--- Start of SOURCE MATERIAL ---

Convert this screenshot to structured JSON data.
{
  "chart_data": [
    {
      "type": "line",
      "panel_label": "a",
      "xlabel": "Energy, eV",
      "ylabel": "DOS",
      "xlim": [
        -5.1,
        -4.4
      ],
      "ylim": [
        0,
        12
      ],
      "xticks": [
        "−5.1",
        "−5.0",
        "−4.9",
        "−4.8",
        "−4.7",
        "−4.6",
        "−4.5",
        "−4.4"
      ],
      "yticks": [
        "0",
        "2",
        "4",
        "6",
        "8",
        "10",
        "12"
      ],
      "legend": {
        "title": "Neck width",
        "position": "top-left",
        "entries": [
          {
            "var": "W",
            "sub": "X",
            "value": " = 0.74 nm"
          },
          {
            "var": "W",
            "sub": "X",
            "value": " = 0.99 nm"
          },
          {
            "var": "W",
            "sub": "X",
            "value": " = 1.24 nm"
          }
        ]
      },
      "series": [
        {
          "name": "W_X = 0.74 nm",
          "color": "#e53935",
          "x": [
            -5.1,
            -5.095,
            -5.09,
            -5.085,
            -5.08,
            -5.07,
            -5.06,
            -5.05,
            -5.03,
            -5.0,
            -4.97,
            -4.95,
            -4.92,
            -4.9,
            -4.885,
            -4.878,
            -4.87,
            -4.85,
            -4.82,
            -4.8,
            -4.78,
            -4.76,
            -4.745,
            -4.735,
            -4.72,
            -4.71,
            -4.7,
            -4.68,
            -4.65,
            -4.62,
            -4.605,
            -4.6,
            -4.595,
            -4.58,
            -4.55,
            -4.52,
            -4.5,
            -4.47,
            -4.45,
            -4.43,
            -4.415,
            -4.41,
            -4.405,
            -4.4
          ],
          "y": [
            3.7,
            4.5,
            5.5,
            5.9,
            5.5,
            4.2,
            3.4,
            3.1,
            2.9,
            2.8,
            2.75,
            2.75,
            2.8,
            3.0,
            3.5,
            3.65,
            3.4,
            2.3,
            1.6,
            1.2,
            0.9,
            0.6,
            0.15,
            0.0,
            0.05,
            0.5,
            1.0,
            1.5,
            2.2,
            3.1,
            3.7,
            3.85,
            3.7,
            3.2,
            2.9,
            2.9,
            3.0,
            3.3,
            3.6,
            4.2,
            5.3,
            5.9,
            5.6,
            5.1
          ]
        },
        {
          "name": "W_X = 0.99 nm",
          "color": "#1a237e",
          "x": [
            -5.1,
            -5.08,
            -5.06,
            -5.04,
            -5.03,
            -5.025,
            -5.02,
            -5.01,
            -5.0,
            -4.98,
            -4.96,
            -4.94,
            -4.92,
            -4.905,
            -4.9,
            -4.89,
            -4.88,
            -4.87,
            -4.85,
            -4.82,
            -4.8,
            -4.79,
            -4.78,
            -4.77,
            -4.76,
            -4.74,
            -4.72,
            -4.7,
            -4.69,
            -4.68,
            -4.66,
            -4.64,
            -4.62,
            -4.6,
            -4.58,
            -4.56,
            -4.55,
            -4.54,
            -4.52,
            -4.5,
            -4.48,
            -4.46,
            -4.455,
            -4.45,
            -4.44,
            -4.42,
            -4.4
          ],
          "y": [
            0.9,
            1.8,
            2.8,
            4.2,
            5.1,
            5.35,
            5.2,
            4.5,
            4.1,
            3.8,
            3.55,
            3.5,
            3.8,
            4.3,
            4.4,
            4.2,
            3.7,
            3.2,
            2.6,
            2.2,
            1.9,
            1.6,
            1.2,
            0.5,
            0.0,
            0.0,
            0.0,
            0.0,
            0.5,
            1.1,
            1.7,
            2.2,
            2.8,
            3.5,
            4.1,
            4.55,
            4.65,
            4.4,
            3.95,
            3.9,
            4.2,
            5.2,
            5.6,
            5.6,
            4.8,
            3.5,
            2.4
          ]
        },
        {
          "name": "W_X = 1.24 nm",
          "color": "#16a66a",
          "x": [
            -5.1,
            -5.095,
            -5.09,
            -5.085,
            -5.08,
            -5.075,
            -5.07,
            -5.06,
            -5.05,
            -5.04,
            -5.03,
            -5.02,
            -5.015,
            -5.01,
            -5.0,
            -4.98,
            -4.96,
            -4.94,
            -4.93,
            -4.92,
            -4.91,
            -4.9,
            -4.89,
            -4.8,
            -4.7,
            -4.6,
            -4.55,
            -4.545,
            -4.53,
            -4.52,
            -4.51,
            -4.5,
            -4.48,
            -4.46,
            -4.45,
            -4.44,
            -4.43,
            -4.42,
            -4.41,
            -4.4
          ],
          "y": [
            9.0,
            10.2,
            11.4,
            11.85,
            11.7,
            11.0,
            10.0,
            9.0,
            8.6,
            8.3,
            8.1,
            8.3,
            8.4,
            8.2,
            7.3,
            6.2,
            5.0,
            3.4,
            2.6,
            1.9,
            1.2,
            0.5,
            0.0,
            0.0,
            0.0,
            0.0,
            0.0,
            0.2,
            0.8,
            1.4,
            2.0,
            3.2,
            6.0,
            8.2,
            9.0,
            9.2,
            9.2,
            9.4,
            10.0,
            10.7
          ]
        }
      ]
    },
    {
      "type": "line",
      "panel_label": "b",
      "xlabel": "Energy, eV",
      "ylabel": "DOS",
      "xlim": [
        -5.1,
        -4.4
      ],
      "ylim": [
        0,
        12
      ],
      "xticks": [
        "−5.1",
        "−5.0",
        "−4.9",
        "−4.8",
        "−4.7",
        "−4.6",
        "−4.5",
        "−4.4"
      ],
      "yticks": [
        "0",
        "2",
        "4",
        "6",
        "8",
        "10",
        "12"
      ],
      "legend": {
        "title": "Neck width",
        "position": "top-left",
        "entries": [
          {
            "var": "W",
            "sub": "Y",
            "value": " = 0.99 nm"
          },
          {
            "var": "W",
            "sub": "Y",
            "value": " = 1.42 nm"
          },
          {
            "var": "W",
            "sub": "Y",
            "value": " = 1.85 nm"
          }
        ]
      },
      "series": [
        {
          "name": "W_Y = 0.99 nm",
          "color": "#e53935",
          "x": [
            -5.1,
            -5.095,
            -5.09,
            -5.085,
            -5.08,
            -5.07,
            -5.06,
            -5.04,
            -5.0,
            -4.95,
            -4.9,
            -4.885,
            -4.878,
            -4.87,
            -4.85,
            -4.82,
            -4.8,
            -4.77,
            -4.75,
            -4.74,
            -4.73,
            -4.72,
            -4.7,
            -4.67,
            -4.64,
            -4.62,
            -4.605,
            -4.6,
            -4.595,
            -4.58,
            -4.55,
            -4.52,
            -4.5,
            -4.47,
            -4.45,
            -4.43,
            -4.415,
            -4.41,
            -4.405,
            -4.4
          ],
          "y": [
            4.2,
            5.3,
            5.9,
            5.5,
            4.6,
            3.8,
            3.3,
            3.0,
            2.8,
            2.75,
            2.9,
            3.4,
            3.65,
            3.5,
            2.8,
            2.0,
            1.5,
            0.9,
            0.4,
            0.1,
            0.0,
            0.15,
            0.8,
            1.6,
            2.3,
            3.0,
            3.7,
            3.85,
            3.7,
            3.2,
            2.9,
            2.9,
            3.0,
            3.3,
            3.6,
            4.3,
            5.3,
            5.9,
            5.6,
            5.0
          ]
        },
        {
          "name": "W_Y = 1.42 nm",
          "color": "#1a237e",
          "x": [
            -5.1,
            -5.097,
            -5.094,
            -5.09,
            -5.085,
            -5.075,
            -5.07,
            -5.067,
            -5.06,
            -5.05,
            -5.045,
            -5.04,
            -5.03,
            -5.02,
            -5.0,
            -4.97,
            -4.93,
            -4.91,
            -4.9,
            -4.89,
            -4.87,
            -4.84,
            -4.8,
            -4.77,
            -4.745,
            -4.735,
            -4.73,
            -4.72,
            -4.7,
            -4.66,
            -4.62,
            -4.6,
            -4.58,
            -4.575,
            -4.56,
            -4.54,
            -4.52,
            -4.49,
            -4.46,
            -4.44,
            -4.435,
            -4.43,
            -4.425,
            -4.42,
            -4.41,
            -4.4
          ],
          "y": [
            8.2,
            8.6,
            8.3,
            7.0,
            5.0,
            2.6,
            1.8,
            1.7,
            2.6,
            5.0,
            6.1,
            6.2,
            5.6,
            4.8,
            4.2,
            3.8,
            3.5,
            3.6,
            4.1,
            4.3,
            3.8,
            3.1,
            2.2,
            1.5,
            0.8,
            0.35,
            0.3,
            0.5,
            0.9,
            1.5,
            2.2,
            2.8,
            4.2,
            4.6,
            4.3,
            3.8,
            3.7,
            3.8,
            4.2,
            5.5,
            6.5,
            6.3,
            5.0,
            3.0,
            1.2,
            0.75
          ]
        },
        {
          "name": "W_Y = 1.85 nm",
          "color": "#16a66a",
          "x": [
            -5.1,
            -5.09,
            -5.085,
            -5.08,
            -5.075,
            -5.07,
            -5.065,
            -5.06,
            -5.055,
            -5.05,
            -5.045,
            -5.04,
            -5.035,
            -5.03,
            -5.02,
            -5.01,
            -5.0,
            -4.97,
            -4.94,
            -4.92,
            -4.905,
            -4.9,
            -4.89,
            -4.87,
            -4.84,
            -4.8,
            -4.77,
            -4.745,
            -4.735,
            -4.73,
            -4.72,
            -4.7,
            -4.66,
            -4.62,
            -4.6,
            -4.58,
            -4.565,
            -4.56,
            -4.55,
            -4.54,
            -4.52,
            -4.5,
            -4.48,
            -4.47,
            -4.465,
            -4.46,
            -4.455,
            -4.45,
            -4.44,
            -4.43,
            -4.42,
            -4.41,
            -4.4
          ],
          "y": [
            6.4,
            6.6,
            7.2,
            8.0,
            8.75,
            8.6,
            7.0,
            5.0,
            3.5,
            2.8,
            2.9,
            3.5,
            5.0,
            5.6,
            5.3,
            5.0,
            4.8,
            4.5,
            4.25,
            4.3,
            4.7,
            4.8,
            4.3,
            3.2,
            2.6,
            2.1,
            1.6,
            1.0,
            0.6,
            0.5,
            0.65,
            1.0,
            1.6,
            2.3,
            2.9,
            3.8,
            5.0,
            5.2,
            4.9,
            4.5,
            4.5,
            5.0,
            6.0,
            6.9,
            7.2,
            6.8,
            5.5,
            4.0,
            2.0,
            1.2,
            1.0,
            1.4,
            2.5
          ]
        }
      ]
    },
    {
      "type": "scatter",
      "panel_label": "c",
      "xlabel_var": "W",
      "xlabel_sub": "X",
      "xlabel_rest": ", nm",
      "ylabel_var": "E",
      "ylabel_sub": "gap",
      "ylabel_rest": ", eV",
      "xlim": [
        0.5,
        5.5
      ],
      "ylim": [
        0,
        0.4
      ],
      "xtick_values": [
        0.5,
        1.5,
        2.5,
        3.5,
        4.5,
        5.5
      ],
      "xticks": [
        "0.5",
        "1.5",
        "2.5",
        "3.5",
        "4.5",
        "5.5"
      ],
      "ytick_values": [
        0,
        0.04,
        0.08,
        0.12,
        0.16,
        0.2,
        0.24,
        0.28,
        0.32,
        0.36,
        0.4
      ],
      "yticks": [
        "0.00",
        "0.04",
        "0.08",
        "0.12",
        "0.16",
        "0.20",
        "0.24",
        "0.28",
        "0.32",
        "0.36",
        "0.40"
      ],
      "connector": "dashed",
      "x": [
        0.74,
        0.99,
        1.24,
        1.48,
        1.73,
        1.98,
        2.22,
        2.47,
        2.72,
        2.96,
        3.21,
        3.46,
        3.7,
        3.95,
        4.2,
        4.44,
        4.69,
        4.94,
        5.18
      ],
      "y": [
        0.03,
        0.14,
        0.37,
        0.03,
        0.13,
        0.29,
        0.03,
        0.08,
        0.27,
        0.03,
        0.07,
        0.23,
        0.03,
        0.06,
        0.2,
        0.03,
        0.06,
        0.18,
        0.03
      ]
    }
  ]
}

--- End of SOURCE MATERIAL ---

▸ **INSTRUCTIONS FOR THE TASK**:
Copy out each line of the data containing the string "name".

▸ **THE ANSWER**:
          "name": "W_X = 0.74 nm",
          "name": "W_X = 0.99 nm",
          "name": "W_X = 1.24 nm",
          "name": "W_Y = 0.99 nm",
          "name": "W_Y = 1.42 nm",
          "name": "W_Y = 1.85 nm",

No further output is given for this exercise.